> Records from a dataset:

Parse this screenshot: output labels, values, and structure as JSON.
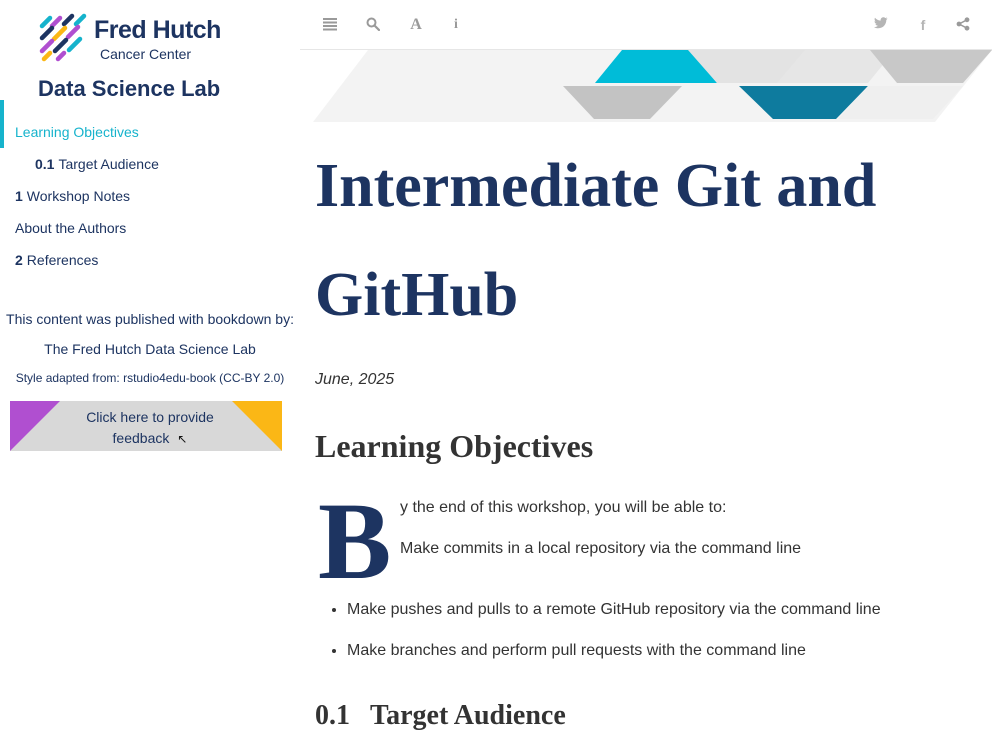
{
  "sidebar": {
    "logo": {
      "title": "Fred Hutch",
      "subtitle": "Cancer Center",
      "lab": "Data Science Lab"
    },
    "toc": [
      {
        "num": "",
        "label": "Learning Objectives",
        "active": true
      },
      {
        "num": "0.1",
        "label": "Target Audience"
      },
      {
        "num": "1",
        "label": "Workshop Notes"
      },
      {
        "num": "",
        "label": "About the Authors"
      },
      {
        "num": "2",
        "label": "References"
      }
    ],
    "published_by": "This content was published with bookdown by:",
    "lab_name": "The Fred Hutch Data Science Lab",
    "style_credit": "Style adapted from: rstudio4edu-book (CC-BY 2.0)",
    "feedback_label": "Click here to provide feedback"
  },
  "toolbar": {
    "left": [
      "menu-icon",
      "search-icon",
      "font-icon",
      "info-icon"
    ],
    "right": [
      "twitter-icon",
      "facebook-icon",
      "share-icon"
    ]
  },
  "main": {
    "title": "Intermediate Git and GitHub",
    "date": "June, 2025",
    "heading": "Learning Objectives",
    "dropcap": "B",
    "intro": "y the end of this workshop, you will be able to:",
    "first_item": "Make commits in a local repository via the command line",
    "bullets": [
      "Make pushes and pulls to a remote GitHub repository via the command line",
      "Make branches and perform pull requests with the command line"
    ],
    "section": {
      "num": "0.1",
      "title": "Target Audience"
    }
  },
  "colors": {
    "navy": "#1d3461",
    "teal": "#16b3cc",
    "purple": "#b04fd0",
    "gold": "#fbb716"
  }
}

> WORK TO COMPLETE:
Copy all the lines above that hold the string "with".

> OUTPUT FOR THIS TASK:
    "published_by": "This content was published with bookdown by:",
      "Make branches and perform pull requests with the command line"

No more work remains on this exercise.